▸ Material for this task
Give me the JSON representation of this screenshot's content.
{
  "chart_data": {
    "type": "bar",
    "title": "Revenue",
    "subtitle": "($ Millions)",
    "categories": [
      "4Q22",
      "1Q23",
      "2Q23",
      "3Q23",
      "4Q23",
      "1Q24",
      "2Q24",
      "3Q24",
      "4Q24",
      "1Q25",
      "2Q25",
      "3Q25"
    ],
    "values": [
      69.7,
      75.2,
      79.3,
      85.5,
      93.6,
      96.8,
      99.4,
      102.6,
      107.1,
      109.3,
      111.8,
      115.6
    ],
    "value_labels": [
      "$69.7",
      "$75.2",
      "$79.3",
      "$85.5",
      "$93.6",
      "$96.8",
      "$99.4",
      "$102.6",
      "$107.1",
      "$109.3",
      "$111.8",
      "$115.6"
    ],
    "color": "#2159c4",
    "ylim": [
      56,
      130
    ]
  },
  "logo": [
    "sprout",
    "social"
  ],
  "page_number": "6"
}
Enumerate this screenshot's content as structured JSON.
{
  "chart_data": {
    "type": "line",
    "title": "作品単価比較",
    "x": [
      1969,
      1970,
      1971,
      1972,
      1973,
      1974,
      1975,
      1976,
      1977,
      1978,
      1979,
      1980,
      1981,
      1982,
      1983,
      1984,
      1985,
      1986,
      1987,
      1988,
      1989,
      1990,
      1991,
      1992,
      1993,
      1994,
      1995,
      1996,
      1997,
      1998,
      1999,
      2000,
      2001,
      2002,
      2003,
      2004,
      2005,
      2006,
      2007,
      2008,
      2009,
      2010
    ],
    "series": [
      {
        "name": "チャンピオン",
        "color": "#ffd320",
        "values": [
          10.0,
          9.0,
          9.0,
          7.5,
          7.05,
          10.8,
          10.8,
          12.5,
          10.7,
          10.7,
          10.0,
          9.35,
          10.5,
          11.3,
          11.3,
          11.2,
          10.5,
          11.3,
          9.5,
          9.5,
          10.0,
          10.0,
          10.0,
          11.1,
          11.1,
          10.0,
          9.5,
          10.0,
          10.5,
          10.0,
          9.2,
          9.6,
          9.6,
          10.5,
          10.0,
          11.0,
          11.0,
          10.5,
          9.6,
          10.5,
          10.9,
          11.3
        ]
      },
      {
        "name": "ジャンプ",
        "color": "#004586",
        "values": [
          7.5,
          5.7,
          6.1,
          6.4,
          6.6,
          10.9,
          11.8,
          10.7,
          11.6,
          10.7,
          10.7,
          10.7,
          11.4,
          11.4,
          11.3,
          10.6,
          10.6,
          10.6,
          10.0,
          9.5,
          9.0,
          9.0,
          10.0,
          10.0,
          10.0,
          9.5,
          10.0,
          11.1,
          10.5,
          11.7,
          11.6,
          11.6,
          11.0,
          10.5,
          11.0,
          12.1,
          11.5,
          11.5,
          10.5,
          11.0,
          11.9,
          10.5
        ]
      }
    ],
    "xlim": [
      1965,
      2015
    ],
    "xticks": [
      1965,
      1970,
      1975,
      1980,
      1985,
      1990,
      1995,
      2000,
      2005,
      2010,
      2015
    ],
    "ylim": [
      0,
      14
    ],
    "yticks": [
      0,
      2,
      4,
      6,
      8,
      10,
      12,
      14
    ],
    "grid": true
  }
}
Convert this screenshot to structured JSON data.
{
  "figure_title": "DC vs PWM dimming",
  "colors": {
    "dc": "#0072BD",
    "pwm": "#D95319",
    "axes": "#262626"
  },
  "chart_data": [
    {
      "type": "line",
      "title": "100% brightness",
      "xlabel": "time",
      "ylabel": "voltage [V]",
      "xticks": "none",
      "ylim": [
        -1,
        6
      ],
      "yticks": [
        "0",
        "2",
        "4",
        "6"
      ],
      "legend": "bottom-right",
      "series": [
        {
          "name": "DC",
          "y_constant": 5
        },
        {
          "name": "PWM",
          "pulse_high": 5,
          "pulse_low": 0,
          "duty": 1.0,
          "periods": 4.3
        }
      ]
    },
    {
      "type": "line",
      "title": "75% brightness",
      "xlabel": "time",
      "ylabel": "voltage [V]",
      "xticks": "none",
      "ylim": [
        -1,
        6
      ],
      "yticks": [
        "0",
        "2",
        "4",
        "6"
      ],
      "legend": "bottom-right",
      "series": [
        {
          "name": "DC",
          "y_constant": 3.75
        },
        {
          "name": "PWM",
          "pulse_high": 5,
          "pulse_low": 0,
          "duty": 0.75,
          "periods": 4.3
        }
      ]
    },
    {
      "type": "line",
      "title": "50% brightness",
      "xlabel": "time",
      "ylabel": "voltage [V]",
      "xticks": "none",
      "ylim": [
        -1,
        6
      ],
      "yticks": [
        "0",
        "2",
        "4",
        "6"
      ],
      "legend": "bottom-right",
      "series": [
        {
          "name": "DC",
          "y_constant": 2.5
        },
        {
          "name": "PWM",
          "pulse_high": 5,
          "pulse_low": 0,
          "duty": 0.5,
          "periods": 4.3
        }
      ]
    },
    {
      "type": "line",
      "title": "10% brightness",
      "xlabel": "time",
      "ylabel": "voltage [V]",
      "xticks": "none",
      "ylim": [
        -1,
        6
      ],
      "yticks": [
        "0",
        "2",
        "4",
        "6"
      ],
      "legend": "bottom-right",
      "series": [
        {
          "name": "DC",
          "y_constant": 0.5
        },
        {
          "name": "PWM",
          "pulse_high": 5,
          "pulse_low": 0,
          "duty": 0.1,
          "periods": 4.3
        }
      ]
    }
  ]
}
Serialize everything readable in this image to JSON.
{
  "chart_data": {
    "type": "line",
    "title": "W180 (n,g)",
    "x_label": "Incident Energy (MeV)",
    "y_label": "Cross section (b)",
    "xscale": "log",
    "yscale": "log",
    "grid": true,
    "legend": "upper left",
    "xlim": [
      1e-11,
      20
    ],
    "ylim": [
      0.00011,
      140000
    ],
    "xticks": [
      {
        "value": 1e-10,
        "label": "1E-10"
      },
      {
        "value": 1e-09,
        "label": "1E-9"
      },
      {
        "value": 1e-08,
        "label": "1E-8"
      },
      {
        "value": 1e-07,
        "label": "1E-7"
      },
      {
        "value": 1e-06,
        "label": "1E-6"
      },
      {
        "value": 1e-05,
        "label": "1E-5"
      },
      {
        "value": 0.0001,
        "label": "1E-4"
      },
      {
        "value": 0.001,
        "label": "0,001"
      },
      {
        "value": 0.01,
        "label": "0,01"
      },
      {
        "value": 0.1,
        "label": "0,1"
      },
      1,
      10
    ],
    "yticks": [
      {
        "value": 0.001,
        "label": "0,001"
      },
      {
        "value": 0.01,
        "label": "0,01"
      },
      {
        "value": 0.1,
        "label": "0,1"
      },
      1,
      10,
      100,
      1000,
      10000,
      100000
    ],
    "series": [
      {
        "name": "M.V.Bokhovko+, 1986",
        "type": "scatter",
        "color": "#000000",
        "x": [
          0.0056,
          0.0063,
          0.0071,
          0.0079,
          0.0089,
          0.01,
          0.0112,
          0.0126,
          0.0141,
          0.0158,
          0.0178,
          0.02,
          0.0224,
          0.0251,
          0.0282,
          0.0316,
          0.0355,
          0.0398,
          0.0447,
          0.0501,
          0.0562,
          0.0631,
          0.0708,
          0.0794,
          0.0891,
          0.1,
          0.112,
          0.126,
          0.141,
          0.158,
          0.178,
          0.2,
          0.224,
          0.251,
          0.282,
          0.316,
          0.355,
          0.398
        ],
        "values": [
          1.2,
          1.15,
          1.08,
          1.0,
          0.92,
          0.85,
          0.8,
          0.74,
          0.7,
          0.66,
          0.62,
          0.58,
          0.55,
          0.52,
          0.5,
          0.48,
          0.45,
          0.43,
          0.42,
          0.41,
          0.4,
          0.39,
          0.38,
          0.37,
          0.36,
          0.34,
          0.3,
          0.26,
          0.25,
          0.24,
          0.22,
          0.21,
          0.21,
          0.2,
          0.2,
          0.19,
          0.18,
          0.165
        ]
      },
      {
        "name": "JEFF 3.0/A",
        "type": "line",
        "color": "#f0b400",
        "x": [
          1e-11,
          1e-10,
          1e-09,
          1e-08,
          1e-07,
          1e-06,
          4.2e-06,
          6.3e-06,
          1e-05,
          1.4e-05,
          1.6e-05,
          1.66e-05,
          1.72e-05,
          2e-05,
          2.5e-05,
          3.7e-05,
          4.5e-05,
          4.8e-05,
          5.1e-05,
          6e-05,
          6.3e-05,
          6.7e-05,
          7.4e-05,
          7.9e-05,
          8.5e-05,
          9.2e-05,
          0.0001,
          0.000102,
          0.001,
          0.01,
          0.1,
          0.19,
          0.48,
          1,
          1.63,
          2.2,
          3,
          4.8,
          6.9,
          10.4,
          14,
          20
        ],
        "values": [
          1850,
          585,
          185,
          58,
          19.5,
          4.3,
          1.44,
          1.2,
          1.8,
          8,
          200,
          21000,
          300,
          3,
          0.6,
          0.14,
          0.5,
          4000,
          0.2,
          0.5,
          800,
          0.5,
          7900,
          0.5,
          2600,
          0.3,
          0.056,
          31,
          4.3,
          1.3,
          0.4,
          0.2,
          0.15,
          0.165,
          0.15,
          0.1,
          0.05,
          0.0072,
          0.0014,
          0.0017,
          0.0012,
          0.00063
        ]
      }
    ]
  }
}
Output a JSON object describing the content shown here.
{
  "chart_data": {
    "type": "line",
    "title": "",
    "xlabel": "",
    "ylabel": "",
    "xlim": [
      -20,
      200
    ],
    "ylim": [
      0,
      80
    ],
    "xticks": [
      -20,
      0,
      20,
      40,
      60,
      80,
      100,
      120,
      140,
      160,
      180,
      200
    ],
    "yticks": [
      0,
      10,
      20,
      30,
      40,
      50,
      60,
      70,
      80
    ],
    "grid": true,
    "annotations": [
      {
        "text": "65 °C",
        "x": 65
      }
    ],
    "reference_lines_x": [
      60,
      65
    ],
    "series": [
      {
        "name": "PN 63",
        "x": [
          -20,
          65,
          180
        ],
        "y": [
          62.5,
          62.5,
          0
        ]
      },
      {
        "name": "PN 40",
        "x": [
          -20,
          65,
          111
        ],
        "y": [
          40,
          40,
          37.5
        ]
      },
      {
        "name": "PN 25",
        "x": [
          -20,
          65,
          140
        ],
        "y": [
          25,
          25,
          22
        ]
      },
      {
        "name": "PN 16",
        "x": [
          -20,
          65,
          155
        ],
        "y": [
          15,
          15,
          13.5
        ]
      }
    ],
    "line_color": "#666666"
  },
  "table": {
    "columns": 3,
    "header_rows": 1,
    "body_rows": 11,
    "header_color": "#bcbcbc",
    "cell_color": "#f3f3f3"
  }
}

▸ The request
Extract each line holding the word "screenshot" from the records.

▸ Complete response
Give me the JSON representation of this screenshot's content.
Enumerate this screenshot's content as structured JSON.
Convert this screenshot to structured JSON data.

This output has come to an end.